* **Short problem**
Show all lines from the listing below that contain "sqrt".

Dataset listings of figures:
◇ ◇ ◇ ◇ ◇ ◇ ◇

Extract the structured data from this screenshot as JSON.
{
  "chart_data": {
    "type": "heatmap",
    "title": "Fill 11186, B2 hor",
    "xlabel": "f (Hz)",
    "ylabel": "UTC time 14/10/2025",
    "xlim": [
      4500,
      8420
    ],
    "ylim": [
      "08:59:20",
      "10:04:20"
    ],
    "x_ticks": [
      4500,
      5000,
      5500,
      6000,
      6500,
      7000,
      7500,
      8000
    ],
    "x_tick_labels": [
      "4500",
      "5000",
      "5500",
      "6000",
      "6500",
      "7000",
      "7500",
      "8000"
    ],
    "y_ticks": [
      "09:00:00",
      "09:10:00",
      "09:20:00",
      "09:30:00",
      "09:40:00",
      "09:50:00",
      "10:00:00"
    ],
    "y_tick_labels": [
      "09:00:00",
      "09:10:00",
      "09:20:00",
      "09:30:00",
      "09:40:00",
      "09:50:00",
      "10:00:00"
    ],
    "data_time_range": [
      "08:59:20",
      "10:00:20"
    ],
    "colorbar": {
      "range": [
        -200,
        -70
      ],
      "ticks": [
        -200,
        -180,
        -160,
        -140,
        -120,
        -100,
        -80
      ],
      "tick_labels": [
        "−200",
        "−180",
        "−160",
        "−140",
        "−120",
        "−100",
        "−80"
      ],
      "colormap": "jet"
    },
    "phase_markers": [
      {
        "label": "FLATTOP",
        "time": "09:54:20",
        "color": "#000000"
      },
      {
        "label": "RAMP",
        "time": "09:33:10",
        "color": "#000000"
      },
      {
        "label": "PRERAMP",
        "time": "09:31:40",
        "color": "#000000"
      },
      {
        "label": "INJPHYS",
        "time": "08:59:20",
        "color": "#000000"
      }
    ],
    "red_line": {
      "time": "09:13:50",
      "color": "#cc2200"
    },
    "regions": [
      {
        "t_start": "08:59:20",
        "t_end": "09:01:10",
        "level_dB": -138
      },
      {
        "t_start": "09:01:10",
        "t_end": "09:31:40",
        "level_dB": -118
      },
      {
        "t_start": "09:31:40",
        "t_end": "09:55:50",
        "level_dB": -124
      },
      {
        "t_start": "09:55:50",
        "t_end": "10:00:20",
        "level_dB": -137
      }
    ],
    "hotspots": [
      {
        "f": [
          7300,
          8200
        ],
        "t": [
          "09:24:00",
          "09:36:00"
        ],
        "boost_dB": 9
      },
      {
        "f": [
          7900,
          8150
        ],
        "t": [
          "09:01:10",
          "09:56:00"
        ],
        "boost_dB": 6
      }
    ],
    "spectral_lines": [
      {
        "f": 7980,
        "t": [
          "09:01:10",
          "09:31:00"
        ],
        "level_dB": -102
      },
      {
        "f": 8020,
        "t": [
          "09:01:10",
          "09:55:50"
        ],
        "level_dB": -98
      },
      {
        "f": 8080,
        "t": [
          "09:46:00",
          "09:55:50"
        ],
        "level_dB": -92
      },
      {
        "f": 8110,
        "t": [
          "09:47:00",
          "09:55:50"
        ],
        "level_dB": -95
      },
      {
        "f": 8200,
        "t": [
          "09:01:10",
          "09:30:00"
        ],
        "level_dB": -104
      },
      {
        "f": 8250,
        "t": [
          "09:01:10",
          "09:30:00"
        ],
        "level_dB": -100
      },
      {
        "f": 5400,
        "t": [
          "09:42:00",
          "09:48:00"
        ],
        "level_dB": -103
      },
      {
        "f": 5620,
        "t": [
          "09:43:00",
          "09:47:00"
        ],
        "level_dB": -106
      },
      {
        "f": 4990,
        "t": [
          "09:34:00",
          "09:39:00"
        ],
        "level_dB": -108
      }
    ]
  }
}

◇ ◇ ◇ ◇ ◇ ◇ ◇

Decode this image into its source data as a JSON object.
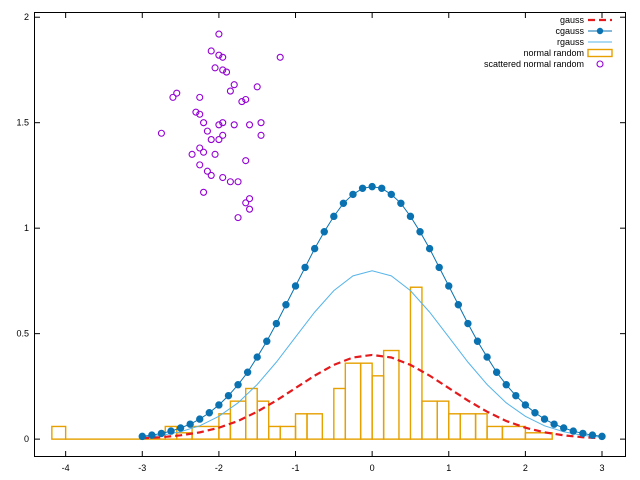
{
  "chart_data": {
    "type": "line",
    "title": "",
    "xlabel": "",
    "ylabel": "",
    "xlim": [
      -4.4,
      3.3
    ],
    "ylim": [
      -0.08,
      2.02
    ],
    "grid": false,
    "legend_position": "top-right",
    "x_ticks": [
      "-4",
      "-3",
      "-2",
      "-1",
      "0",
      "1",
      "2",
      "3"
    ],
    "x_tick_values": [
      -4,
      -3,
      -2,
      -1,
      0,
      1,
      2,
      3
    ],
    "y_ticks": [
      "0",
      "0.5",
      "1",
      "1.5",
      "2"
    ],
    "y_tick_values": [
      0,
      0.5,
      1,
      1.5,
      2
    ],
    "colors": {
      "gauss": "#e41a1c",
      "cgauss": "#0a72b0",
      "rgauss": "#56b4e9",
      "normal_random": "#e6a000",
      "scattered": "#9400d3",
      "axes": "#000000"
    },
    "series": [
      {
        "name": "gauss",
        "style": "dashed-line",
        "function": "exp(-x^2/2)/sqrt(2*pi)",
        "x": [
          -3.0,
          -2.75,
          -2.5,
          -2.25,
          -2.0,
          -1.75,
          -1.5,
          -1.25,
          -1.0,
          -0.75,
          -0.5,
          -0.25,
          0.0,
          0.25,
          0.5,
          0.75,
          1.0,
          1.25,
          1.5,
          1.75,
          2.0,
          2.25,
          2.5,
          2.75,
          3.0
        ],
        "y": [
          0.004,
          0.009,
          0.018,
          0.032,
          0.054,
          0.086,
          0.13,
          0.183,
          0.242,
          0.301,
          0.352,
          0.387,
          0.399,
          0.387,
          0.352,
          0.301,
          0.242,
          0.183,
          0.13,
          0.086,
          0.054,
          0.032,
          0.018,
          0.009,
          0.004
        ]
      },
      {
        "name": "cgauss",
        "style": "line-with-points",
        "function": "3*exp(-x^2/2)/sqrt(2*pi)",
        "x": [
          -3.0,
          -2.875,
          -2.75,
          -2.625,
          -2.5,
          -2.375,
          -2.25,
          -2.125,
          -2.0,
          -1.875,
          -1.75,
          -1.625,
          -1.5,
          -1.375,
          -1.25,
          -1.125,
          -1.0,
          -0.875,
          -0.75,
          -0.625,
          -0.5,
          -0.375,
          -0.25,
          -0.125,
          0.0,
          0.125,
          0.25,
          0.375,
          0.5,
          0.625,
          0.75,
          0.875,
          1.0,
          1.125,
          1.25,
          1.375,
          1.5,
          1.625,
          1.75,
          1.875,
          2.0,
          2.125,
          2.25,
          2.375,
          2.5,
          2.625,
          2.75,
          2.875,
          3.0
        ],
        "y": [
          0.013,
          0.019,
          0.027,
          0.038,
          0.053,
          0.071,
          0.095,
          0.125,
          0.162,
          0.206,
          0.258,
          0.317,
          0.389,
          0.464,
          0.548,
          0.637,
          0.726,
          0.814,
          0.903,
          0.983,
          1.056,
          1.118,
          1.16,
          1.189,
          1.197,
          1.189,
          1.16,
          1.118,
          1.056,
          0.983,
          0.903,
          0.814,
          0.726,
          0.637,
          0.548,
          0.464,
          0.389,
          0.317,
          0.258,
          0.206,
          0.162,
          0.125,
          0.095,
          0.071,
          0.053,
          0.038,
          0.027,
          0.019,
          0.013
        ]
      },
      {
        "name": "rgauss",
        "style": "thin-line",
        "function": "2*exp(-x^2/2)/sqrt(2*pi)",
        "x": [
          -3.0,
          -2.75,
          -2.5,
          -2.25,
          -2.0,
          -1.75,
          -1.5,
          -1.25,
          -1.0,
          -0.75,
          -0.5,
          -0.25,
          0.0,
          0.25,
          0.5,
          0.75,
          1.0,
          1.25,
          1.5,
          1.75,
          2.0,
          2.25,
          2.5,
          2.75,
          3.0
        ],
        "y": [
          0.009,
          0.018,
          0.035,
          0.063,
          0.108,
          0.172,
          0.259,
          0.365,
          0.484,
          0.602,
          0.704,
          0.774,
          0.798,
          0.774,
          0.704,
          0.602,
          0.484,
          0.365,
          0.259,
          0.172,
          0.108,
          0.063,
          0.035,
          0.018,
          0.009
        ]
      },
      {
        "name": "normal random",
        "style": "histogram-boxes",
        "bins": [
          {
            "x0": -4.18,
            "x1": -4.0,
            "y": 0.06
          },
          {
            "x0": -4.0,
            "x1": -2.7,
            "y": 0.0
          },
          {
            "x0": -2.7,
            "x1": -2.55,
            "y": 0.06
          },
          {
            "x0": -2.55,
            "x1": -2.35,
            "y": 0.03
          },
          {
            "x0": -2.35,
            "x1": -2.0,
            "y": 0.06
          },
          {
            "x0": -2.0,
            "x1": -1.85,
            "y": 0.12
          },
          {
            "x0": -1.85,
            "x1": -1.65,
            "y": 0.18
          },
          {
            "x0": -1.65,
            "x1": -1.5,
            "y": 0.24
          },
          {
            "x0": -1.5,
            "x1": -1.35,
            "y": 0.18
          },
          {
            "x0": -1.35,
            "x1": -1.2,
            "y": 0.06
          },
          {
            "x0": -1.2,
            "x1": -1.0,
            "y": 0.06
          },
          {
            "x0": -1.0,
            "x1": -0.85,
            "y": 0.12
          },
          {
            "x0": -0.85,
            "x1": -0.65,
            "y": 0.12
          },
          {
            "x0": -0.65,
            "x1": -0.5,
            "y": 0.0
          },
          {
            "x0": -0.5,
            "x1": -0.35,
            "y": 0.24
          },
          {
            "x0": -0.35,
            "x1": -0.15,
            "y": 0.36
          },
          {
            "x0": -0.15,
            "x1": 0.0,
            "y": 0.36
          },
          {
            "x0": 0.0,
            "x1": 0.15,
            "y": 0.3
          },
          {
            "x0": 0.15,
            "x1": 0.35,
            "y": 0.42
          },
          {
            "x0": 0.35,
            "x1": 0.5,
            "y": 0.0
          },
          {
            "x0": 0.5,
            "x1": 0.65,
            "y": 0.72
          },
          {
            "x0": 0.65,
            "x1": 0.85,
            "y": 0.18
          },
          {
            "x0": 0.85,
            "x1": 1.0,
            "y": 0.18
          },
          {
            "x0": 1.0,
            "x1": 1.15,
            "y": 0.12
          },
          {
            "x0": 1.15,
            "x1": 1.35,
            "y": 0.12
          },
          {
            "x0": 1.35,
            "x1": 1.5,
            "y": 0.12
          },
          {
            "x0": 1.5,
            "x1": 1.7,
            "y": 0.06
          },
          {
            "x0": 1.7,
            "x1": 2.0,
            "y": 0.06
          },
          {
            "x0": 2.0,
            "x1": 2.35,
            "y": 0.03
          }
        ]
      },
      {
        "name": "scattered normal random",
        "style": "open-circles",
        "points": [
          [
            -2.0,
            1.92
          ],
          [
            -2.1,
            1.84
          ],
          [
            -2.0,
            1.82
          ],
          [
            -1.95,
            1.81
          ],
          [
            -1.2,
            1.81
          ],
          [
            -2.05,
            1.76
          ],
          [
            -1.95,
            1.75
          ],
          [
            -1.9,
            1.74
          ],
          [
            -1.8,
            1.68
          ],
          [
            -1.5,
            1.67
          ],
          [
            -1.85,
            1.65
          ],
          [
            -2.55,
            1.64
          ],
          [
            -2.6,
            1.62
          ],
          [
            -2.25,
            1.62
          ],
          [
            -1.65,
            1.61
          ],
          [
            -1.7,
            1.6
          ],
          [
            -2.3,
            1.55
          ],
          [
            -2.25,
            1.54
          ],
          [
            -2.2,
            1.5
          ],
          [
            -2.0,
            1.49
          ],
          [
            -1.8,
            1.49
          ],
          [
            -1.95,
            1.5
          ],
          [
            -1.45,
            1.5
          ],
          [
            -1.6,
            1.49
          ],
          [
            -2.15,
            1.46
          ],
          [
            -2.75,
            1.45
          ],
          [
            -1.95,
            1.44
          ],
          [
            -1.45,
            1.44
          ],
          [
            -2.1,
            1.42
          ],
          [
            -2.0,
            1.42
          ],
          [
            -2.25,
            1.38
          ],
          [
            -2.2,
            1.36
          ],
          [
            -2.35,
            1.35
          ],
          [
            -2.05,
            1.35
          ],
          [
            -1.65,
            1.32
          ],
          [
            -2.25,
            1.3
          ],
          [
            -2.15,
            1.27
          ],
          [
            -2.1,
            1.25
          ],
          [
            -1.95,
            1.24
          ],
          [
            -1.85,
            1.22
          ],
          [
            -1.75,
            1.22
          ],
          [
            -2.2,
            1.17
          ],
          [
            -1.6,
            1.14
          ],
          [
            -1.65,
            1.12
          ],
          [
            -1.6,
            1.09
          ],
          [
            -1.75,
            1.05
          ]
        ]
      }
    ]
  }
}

◇ ◇ ◇ ◇ ◇ ◇ ◇

* **Exercise response**
        "function": "exp(-x^2/2)/sqrt(2*pi)",
        "function": "3*exp(-x^2/2)/sqrt(2*pi)",
        "function": "2*exp(-x^2/2)/sqrt(2*pi)",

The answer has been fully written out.